**Goal:**
Pull each line containing "ylabel" out of the data and copy it.

**Records provided:**
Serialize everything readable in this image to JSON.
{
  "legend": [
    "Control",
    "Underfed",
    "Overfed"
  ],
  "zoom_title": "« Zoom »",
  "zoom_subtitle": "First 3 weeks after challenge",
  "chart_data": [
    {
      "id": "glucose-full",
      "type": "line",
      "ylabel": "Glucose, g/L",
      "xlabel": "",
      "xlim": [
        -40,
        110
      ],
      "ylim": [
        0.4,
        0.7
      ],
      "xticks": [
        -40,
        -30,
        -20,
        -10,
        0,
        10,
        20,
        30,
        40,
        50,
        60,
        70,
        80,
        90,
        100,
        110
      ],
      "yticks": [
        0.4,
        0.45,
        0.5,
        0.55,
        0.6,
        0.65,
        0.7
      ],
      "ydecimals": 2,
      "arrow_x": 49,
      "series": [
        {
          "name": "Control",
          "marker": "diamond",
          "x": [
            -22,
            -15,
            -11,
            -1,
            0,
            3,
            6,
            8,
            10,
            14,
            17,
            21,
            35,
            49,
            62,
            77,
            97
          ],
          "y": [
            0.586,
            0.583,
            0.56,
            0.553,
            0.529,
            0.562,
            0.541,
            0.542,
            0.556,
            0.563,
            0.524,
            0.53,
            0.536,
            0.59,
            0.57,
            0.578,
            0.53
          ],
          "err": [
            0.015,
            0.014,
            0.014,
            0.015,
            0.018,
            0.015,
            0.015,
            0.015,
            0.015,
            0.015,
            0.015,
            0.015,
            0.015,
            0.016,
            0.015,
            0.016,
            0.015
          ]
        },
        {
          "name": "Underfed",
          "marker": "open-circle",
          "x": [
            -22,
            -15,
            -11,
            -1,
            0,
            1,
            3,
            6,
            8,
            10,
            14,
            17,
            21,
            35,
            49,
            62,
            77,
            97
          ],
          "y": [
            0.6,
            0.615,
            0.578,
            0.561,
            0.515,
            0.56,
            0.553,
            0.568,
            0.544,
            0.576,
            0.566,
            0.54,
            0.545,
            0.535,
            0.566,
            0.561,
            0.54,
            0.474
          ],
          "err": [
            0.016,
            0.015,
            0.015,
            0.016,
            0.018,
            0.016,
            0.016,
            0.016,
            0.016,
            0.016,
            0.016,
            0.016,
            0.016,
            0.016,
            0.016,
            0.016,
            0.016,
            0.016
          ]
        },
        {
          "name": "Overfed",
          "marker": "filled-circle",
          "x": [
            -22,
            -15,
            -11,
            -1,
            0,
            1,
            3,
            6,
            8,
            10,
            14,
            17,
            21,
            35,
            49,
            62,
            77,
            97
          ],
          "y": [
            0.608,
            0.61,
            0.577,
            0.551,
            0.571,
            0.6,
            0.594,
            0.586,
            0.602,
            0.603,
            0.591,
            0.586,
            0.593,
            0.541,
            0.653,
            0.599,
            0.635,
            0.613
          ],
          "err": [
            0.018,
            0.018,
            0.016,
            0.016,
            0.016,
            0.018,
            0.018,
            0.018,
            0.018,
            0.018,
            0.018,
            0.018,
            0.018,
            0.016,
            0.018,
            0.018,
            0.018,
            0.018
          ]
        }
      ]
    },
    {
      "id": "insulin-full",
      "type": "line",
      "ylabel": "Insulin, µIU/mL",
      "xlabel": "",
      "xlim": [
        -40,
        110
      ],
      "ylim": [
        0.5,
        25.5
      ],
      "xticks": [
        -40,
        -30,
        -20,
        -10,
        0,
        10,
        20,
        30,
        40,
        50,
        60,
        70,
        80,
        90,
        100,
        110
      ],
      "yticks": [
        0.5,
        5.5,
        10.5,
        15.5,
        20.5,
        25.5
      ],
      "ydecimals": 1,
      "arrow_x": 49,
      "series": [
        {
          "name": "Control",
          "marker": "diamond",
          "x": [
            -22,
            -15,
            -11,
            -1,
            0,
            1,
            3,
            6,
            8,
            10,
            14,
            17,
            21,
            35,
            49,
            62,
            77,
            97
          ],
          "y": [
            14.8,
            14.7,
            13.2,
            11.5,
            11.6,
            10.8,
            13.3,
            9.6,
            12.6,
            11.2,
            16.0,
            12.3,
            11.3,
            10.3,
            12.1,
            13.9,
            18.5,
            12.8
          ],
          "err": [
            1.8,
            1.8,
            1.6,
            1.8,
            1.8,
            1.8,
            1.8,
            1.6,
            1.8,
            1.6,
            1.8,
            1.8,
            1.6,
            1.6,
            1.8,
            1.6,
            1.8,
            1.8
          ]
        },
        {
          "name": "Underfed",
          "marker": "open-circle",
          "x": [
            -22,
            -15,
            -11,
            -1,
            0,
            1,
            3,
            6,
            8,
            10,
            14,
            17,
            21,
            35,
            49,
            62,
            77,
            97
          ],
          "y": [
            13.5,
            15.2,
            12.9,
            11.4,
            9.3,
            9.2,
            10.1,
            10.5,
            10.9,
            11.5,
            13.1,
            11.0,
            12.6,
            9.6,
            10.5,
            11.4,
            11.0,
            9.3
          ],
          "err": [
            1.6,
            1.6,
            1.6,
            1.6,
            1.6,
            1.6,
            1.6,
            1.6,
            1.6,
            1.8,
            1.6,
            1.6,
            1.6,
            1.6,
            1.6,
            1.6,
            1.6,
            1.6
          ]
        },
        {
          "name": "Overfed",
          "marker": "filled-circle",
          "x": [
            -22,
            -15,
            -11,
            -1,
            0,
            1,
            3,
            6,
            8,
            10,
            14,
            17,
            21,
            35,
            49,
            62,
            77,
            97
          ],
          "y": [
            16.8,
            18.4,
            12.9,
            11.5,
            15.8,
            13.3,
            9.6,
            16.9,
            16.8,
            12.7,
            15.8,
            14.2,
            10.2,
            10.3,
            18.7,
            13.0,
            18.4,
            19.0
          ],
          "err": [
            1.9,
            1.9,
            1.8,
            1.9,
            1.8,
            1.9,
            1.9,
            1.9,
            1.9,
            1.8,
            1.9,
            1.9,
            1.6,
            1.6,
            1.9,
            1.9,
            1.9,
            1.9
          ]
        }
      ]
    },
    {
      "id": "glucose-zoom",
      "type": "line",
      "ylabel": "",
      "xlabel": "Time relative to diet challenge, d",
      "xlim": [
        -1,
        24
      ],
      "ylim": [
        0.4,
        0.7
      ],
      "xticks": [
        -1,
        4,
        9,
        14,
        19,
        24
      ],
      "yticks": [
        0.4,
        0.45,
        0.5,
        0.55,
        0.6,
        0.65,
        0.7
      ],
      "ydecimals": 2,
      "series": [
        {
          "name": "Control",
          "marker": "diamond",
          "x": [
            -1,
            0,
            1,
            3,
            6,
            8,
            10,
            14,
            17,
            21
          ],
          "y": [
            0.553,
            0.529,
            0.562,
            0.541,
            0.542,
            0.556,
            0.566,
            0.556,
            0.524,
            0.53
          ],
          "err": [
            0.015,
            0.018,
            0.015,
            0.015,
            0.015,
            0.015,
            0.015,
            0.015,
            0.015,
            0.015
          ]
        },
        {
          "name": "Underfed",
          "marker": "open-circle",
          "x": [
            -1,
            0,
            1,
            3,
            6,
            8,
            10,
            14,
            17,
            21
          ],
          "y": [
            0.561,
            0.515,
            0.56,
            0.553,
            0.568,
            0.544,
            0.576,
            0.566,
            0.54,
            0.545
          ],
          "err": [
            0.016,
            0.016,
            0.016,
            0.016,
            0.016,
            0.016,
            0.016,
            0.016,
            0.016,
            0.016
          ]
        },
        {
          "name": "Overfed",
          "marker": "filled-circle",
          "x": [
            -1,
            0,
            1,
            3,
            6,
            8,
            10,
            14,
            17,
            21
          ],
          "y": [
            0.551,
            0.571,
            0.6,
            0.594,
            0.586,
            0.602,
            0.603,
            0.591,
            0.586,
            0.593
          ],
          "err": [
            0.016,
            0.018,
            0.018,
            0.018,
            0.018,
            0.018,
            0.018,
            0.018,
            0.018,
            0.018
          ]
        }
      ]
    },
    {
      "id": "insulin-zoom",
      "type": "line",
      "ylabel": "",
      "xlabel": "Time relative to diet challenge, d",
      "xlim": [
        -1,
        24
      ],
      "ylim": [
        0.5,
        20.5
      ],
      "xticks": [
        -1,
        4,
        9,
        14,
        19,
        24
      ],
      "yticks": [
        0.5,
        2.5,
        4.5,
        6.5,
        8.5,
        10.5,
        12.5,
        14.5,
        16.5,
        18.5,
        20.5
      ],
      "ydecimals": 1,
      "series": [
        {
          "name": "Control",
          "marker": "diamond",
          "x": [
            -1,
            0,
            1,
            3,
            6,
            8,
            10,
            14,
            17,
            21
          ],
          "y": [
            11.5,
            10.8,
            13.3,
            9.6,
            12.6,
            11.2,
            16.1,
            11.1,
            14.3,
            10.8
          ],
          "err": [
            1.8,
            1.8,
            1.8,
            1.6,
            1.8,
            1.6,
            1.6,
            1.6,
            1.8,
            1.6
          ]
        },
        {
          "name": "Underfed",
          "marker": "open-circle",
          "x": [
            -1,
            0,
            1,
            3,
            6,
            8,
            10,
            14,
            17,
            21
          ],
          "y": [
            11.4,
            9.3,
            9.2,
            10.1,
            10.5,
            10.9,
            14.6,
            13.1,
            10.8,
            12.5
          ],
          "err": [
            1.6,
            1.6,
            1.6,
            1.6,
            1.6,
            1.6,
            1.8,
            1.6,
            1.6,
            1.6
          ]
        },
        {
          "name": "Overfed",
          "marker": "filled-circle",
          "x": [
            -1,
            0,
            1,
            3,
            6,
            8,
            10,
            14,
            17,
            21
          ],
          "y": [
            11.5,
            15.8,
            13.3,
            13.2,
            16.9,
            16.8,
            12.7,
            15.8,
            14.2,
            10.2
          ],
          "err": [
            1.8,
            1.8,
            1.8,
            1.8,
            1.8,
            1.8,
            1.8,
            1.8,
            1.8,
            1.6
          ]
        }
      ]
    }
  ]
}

**Answer to the exercise:**
      "ylabel": "Glucose, g/L",
      "ylabel": "Insulin, µIU/mL",
      "ylabel": "",
      "ylabel": "",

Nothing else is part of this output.